Reproduce the data word for word, from its very first line through the line containing "heatmap-cell xyxy=(76,1560,114,1599)", both included.
= = = = =
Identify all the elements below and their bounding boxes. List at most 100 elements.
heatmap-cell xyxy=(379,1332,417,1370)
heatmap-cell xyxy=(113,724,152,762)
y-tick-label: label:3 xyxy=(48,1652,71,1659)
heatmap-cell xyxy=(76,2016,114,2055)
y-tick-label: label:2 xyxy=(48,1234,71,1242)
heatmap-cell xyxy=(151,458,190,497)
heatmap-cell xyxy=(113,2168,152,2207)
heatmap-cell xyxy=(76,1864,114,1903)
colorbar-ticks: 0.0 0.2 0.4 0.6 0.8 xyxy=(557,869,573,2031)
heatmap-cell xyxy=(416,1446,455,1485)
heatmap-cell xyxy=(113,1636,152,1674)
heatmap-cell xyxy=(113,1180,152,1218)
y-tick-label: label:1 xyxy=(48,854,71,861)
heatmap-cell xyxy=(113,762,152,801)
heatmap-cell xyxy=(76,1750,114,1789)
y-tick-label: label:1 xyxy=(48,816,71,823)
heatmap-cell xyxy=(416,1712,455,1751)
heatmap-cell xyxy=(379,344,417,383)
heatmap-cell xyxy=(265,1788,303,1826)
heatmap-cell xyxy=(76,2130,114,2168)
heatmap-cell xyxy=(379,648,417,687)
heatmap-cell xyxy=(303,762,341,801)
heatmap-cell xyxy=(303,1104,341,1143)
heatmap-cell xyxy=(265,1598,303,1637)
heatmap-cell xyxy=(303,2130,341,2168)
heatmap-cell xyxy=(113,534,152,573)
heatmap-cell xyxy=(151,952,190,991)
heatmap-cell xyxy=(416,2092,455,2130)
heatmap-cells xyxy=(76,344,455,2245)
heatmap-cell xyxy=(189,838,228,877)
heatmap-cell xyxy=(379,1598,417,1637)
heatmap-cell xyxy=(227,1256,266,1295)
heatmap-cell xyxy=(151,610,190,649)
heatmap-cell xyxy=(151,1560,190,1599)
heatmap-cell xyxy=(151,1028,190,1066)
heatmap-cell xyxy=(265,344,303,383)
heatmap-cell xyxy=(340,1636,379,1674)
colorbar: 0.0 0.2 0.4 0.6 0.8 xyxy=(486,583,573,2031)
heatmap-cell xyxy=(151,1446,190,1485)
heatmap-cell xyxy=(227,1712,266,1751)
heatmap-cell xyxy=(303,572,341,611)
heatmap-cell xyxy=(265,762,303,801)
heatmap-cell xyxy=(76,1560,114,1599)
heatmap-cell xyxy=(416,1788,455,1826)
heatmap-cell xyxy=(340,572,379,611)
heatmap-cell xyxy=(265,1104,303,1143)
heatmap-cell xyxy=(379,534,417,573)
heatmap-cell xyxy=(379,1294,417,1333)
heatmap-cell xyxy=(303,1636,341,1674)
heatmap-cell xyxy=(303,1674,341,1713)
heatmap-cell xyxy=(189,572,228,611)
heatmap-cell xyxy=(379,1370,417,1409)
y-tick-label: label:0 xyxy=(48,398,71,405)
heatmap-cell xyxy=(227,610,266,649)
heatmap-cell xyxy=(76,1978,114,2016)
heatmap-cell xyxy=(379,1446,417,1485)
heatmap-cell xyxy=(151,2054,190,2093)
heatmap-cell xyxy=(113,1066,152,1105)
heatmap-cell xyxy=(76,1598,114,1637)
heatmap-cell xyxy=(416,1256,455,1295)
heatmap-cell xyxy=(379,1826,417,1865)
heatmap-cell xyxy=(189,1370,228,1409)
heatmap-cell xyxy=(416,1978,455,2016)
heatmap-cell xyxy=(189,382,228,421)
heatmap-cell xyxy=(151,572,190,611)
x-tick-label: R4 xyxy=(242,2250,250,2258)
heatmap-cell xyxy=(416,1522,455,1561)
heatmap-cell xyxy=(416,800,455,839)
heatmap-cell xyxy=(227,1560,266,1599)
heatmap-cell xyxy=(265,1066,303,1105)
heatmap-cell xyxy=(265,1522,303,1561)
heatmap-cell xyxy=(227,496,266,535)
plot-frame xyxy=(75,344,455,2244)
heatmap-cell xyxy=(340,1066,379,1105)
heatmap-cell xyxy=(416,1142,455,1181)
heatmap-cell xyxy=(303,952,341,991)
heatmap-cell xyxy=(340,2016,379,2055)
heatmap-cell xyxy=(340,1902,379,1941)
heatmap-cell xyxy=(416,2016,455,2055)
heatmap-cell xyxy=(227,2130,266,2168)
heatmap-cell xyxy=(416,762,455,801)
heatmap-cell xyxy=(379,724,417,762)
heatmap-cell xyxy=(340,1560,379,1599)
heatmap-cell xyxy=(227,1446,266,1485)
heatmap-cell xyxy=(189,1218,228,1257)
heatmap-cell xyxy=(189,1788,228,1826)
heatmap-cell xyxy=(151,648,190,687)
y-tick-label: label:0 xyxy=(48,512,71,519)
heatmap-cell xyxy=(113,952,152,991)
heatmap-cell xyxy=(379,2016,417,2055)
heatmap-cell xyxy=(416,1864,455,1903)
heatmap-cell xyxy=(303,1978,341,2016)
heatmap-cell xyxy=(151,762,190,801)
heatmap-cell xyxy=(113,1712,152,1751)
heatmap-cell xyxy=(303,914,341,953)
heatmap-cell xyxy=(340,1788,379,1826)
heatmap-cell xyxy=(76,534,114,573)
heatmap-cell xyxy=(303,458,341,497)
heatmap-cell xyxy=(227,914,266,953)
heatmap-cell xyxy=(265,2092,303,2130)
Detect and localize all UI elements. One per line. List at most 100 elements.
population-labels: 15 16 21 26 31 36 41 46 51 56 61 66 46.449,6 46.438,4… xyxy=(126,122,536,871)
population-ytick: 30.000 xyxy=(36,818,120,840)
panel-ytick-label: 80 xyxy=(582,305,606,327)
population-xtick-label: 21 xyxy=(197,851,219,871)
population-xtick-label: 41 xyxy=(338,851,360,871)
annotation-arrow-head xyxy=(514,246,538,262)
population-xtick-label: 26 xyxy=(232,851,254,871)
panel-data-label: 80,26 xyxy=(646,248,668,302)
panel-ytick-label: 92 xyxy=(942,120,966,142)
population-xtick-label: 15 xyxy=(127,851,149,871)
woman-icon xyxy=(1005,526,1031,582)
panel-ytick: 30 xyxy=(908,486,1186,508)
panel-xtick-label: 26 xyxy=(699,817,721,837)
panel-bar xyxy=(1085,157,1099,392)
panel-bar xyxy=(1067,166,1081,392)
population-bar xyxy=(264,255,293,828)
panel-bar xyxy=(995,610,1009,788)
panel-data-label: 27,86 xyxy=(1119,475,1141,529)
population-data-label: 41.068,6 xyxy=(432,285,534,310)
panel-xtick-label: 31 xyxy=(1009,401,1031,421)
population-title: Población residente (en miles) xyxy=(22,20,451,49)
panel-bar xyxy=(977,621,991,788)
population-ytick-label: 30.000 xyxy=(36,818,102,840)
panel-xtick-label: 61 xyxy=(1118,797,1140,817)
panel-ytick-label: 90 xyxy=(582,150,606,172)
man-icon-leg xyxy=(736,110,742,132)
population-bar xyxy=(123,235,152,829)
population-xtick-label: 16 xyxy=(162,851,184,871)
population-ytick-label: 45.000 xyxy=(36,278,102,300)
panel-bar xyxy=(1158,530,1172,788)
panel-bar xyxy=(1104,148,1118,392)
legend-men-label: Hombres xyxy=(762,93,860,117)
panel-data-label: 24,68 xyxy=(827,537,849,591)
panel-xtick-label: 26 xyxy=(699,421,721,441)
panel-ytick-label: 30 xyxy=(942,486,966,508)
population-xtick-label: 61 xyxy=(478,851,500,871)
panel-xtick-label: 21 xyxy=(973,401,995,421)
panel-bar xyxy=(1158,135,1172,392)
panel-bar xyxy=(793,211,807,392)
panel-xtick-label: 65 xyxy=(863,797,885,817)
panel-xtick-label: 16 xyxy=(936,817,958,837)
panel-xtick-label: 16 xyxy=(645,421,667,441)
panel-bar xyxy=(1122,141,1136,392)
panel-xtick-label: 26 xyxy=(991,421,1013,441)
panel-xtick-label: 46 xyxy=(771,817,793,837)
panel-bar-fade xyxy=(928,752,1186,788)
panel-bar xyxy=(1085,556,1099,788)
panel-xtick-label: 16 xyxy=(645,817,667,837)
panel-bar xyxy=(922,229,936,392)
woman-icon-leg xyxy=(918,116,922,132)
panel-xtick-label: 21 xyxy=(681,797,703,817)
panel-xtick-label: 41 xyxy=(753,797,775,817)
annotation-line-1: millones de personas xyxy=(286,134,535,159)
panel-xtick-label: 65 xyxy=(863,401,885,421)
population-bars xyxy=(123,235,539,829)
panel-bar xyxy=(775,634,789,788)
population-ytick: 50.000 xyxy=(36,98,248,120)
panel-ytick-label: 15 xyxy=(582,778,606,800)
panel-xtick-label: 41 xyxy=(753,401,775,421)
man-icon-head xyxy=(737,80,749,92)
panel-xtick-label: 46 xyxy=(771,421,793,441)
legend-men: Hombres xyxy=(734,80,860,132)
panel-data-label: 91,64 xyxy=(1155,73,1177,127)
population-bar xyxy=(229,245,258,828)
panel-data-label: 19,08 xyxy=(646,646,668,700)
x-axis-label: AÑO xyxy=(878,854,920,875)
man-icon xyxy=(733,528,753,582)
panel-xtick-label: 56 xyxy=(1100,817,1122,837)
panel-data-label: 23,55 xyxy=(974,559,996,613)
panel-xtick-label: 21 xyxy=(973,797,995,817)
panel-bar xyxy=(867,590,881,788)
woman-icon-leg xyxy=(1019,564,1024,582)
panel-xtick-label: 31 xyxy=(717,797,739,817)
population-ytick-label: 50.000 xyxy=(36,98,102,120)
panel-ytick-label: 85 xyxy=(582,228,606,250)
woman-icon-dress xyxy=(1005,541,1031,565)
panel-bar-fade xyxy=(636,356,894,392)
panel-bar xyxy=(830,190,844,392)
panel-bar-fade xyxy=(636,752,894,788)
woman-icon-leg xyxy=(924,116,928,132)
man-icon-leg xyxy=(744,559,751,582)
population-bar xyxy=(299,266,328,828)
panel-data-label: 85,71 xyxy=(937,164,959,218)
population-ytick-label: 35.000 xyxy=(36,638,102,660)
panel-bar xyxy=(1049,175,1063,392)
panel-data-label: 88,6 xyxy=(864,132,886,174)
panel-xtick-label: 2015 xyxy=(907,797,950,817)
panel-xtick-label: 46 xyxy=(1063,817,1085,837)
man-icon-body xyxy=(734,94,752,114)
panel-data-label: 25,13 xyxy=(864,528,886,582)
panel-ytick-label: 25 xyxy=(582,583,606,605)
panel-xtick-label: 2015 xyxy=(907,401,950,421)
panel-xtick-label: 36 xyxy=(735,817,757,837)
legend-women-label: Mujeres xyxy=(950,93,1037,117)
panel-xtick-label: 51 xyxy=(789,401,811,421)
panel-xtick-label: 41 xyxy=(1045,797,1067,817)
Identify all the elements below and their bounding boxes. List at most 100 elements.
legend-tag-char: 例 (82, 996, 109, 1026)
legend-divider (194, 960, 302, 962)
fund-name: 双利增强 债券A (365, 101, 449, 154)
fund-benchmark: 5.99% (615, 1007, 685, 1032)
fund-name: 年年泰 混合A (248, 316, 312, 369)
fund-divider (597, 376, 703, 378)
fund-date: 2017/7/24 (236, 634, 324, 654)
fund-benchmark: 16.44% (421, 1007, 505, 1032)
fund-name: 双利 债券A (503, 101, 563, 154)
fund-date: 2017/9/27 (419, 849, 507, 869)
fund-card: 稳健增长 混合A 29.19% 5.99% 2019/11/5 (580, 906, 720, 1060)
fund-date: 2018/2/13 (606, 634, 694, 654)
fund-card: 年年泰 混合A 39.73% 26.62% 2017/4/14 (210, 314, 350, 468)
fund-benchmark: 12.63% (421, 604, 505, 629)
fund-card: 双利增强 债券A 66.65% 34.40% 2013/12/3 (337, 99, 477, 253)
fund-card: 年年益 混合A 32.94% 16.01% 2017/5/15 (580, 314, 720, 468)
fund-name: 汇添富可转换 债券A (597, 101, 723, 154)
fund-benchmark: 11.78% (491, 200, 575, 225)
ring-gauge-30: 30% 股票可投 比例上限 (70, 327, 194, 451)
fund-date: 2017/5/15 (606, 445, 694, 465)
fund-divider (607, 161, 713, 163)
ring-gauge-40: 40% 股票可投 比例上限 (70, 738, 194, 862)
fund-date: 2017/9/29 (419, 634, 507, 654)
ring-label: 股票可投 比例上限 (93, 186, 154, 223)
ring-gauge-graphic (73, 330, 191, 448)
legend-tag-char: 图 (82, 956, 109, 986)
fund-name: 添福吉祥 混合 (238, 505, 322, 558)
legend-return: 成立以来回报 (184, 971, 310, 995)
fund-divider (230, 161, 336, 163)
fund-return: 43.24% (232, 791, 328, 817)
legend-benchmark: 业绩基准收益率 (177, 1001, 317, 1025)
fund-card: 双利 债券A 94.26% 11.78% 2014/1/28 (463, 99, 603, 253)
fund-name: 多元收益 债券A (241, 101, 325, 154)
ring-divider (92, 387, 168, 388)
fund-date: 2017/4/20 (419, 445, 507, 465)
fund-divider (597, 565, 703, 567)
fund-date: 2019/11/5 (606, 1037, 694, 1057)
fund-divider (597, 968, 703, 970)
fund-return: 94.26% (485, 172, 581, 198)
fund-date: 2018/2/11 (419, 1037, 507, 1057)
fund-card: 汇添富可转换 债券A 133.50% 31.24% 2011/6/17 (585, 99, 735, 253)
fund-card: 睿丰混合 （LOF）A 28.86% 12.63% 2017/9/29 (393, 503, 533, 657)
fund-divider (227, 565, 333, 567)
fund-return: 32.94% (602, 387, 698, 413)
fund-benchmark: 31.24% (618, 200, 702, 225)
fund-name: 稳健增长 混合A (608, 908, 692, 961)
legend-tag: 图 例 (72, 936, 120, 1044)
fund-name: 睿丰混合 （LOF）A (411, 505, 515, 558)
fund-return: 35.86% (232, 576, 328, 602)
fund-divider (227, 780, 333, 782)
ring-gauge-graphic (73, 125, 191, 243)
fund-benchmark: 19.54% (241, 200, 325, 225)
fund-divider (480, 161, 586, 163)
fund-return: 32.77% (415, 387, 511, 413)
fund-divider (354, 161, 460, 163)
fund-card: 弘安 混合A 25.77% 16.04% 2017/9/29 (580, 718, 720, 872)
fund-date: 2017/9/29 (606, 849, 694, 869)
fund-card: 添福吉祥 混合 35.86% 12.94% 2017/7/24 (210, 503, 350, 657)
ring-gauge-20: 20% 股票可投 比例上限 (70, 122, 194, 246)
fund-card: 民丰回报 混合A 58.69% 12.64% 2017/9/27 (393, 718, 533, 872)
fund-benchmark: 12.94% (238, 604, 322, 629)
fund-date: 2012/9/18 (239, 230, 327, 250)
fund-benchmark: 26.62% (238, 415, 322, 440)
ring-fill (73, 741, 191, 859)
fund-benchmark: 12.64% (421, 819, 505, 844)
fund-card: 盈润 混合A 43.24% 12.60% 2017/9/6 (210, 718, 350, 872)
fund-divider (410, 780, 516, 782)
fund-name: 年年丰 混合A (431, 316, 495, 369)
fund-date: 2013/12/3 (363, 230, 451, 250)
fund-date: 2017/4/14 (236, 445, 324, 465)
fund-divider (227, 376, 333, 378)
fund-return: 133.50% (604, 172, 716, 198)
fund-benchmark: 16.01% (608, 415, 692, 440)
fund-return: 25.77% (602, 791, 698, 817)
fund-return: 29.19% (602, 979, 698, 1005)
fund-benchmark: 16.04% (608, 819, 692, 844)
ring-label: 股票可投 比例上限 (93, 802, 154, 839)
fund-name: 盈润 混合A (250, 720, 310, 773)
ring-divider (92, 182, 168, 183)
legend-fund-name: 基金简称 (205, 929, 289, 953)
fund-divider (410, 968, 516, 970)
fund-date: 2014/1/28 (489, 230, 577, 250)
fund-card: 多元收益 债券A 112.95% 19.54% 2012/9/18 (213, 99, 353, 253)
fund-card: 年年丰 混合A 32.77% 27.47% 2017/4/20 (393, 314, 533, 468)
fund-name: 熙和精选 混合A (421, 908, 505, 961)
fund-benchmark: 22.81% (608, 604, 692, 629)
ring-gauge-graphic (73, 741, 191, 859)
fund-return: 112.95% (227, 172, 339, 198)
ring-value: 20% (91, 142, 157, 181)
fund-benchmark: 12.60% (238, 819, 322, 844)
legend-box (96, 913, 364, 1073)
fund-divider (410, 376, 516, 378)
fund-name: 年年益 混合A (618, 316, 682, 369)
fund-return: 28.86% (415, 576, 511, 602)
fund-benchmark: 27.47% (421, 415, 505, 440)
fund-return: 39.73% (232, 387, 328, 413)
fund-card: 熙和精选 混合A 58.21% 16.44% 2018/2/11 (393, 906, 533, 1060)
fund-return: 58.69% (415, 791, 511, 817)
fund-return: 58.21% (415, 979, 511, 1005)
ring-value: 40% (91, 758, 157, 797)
= = = = =
Exercise response:
Identify all the elements below and their bounding boxes. List at most 100 elements.
heatmap-cell xyxy=(379,1332,417,1370)
heatmap-cell xyxy=(113,724,152,762)
y-tick-label: label:3 xyxy=(48,1652,71,1659)
heatmap-cell xyxy=(76,2016,114,2055)
y-tick-label: label:2 xyxy=(48,1234,71,1242)
heatmap-cell xyxy=(151,458,190,497)
heatmap-cell xyxy=(113,2168,152,2207)
heatmap-cell xyxy=(76,1864,114,1903)
colorbar-ticks: 0.0 0.2 0.4 0.6 0.8 xyxy=(557,869,573,2031)
heatmap-cell xyxy=(416,1446,455,1485)
heatmap-cell xyxy=(113,1636,152,1674)
heatmap-cell xyxy=(113,1180,152,1218)
y-tick-label: label:1 xyxy=(48,854,71,861)
heatmap-cell xyxy=(113,762,152,801)
heatmap-cell xyxy=(76,1750,114,1789)
y-tick-label: label:1 xyxy=(48,816,71,823)
heatmap-cell xyxy=(416,1712,455,1751)
heatmap-cell xyxy=(379,344,417,383)
heatmap-cell xyxy=(265,1788,303,1826)
heatmap-cell xyxy=(76,2130,114,2168)
heatmap-cell xyxy=(379,648,417,687)
heatmap-cell xyxy=(303,762,341,801)
heatmap-cell xyxy=(303,1104,341,1143)
heatmap-cell xyxy=(265,1598,303,1637)
heatmap-cell xyxy=(303,2130,341,2168)
heatmap-cell xyxy=(113,534,152,573)
heatmap-cell xyxy=(151,952,190,991)
heatmap-cell xyxy=(416,2092,455,2130)
heatmap-cells xyxy=(76,344,455,2245)
heatmap-cell xyxy=(189,838,228,877)
heatmap-cell xyxy=(379,1598,417,1637)
heatmap-cell xyxy=(227,1256,266,1295)
heatmap-cell xyxy=(151,610,190,649)
heatmap-cell xyxy=(151,1560,190,1599)
heatmap-cell xyxy=(151,1028,190,1066)
heatmap-cell xyxy=(265,344,303,383)
heatmap-cell xyxy=(340,1636,379,1674)
colorbar: 0.0 0.2 0.4 0.6 0.8 xyxy=(486,583,573,2031)
heatmap-cell xyxy=(151,1446,190,1485)
heatmap-cell xyxy=(227,1712,266,1751)
heatmap-cell xyxy=(303,572,341,611)
heatmap-cell xyxy=(265,762,303,801)
heatmap-cell xyxy=(76,1560,114,1599)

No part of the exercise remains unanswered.